_Problem to work on_
Quote, without change, all of the lines that follow.

_Supplied data_
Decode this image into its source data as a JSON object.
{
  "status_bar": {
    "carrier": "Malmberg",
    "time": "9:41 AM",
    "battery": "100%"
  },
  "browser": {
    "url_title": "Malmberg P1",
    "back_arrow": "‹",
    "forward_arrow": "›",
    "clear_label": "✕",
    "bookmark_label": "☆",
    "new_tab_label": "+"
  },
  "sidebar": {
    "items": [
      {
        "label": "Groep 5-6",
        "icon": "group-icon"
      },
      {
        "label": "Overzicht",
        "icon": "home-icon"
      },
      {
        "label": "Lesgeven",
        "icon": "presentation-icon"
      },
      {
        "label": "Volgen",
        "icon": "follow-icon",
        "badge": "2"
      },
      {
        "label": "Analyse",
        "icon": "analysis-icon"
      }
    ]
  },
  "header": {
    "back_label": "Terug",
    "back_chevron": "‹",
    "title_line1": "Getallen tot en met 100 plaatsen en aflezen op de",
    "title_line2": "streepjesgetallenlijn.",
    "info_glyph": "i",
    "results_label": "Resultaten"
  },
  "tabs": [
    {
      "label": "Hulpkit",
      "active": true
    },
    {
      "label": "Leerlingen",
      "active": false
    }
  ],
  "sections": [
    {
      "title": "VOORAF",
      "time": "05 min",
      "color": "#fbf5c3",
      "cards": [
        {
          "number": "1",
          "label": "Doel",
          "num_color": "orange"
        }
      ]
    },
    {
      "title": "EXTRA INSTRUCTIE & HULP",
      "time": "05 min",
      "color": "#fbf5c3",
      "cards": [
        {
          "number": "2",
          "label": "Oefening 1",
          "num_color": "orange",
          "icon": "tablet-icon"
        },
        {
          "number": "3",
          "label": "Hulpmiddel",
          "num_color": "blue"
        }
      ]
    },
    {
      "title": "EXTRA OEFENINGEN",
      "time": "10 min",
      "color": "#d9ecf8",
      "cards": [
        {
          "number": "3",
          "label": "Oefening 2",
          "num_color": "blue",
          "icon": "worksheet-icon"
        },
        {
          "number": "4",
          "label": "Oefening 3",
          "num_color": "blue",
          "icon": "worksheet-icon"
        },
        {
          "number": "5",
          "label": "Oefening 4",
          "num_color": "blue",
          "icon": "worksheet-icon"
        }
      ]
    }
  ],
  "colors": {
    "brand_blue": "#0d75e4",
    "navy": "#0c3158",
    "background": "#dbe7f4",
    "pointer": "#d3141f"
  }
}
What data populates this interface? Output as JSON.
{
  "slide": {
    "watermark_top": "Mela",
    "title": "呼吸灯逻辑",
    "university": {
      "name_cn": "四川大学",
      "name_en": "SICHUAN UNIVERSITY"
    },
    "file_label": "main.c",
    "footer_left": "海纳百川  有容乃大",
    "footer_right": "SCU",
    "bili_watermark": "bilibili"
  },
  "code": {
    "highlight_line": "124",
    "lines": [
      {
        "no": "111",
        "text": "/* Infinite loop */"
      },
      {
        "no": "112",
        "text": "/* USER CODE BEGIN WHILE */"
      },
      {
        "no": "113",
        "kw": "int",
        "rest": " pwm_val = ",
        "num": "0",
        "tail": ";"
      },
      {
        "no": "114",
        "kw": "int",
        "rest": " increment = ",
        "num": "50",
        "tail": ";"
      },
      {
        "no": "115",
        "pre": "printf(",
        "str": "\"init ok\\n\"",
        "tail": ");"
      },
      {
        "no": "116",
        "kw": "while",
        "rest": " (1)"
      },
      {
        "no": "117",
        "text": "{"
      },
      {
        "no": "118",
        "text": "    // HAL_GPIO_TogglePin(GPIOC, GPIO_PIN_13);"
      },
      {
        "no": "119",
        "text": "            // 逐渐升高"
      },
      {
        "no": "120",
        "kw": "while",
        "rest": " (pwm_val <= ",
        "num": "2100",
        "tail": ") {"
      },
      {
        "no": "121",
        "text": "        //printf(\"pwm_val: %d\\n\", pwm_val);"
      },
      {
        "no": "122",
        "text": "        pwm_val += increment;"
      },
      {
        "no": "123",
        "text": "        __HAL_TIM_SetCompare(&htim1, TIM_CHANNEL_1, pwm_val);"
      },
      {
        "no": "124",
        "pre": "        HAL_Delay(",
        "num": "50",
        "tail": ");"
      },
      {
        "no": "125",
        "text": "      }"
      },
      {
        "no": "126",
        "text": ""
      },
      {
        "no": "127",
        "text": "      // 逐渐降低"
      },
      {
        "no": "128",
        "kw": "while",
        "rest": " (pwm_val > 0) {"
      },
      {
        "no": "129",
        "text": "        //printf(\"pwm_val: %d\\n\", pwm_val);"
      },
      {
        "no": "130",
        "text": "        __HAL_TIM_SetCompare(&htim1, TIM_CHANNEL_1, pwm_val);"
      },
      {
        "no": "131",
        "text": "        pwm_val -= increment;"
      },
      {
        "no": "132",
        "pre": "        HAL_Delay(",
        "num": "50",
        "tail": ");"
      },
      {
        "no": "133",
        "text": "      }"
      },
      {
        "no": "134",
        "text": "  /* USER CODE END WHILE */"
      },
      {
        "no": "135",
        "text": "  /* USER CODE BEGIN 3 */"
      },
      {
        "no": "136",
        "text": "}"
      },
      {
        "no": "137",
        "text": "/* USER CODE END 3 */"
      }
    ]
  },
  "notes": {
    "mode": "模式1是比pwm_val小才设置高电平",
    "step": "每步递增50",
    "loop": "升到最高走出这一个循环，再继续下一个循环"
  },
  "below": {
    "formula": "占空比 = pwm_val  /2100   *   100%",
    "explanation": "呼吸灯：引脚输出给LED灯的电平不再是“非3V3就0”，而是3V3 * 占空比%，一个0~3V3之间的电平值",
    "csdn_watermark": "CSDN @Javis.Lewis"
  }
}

_Solved problem_
Decode this image into its source data as a JSON object.
{
  "status_bar": {
    "carrier": "Malmberg",
    "time": "9:41 AM",
    "battery": "100%"
  },
  "browser": {
    "url_title": "Malmberg P1",
    "back_arrow": "‹",
    "forward_arrow": "›",
    "clear_label": "✕",
    "bookmark_label": "☆",
    "new_tab_label": "+"
  },
  "sidebar": {
    "items": [
      {
        "label": "Groep 5-6",
        "icon": "group-icon"
      },
      {
        "label": "Overzicht",
        "icon": "home-icon"
      },
      {
        "label": "Lesgeven",
        "icon": "presentation-icon"
      },
      {
        "label": "Volgen",
        "icon": "follow-icon",
        "badge": "2"
      },
      {
        "label": "Analyse",
        "icon": "analysis-icon"
      }
    ]
  },
  "header": {
    "back_label": "Terug",
    "back_chevron": "‹",
    "title_line1": "Getallen tot en met 100 plaatsen en aflezen op de",
    "title_line2": "streepjesgetallenlijn.",
    "info_glyph": "i",
    "results_label": "Resultaten"
  },
  "tabs": [
    {
      "label": "Hulpkit",
      "active": true
    },
    {
      "label": "Leerlingen",
      "active": false
    }
  ],
  "sections": [
    {
      "title": "VOORAF",
      "time": "05 min",
      "color": "#fbf5c3",
      "cards": [
        {
          "number": "1",
          "label": "Doel",
          "num_color": "orange"
        }
      ]
    },
    {
      "title": "EXTRA INSTRUCTIE & HULP",
      "time": "05 min",
      "color": "#fbf5c3",
      "cards": [
        {
          "number": "2",
          "label": "Oefening 1",
          "num_color": "orange",
          "icon": "tablet-icon"
        },
        {
          "number": "3",
          "label": "Hulpmiddel",
          "num_color": "blue"
        }
      ]
    },
    {
      "title": "EXTRA OEFENINGEN",
      "time": "10 min",
      "color": "#d9ecf8",
      "cards": [
        {
          "number": "3",
          "label": "Oefening 2",
          "num_color": "blue",
          "icon": "worksheet-icon"
        },
        {
          "number": "4",
          "label": "Oefening 3",
          "num_color": "blue",
          "icon": "worksheet-icon"
        },
        {
          "number": "5",
          "label": "Oefening 4",
          "num_color": "blue",
          "icon": "worksheet-icon"
        }
      ]
    }
  ],
  "colors": {
    "brand_blue": "#0d75e4",
    "navy": "#0c3158",
    "background": "#dbe7f4",
    "pointer": "#d3141f"
  }
}
What data populates this interface? Output as JSON.
{
  "slide": {
    "watermark_top": "Mela",
    "title": "呼吸灯逻辑",
    "university": {
      "name_cn": "四川大学",
      "name_en": "SICHUAN UNIVERSITY"
    },
    "file_label": "main.c",
    "footer_left": "海纳百川  有容乃大",
    "footer_right": "SCU",
    "bili_watermark": "bilibili"
  },
  "code": {
    "highlight_line": "124",
    "lines": [
      {
        "no": "111",
        "text": "/* Infinite loop */"
      },
      {
        "no": "112",
        "text": "/* USER CODE BEGIN WHILE */"
      },
      {
        "no": "113",
        "kw": "int",
        "rest": " pwm_val = ",
        "num": "0",
        "tail": ";"
      },
      {
        "no": "114",
        "kw": "int",
        "rest": " increment = ",
        "num": "50",
        "tail": ";"
      },
      {
        "no": "115",
        "pre": "printf(",
        "str": "\"init ok\\n\"",
        "tail": ");"
      },
      {
        "no": "116",
        "kw": "while",
        "rest": " (1)"
      },
      {
        "no": "117",
        "text": "{"
      },
      {
        "no": "118",
        "text": "    // HAL_GPIO_TogglePin(GPIOC, GPIO_PIN_13);"
      },
      {
        "no": "119",
        "text": "            // 逐渐升高"
      },
      {
        "no": "120",
        "kw": "while",
        "rest": " (pwm_val <= ",
        "num": "2100",
        "tail": ") {"
      },
      {
        "no": "121",
        "text": "        //printf(\"pwm_val: %d\\n\", pwm_val);"
      },
      {
        "no": "122",
        "text": "        pwm_val += increment;"
      },
      {
        "no": "123",
        "text": "        __HAL_TIM_SetCompare(&htim1, TIM_CHANNEL_1, pwm_val);"
      },
      {
        "no": "124",
        "pre": "        HAL_Delay(",
        "num": "50",
        "tail": ");"
      },
      {
        "no": "125",
        "text": "      }"
      },
      {
        "no": "126",
        "text": ""
      },
      {
        "no": "127",
        "text": "      // 逐渐降低"
      },
      {
        "no": "128",
        "kw": "while",
        "rest": " (pwm_val > 0) {"
      },
      {
        "no": "129",
        "text": "        //printf(\"pwm_val: %d\\n\", pwm_val);"
      },
      {
        "no": "130",
        "text": "        __HAL_TIM_SetCompare(&htim1, TIM_CHANNEL_1, pwm_val);"
      },
      {
        "no": "131",
        "text": "        pwm_val -= increment;"
      },
      {
        "no": "132",
        "pre": "        HAL_Delay(",
        "num": "50",
        "tail": ");"
      },
      {
        "no": "133",
        "text": "      }"
      },
      {
        "no": "134",
        "text": "  /* USER CODE END WHILE */"
      },
      {
        "no": "135",
        "text": "  /* USER CODE BEGIN 3 */"
      },
      {
        "no": "136",
        "text": "}"
      },
      {
        "no": "137",
        "text": "/* USER CODE END 3 */"
      }
    ]
  },
  "notes": {
    "mode": "模式1是比pwm_val小才设置高电平",
    "step": "每步递增50",
    "loop": "升到最高走出这一个循环，再继续下一个循环"
  },
  "below": {
    "formula": "占空比 = pwm_val  /2100   *   100%",
    "explanation": "呼吸灯：引脚输出给LED灯的电平不再是“非3V3就0”，而是3V3 * 占空比%，一个0~3V3之间的电平值",
    "csdn_watermark": "CSDN @Javis.Lewis"
  }
}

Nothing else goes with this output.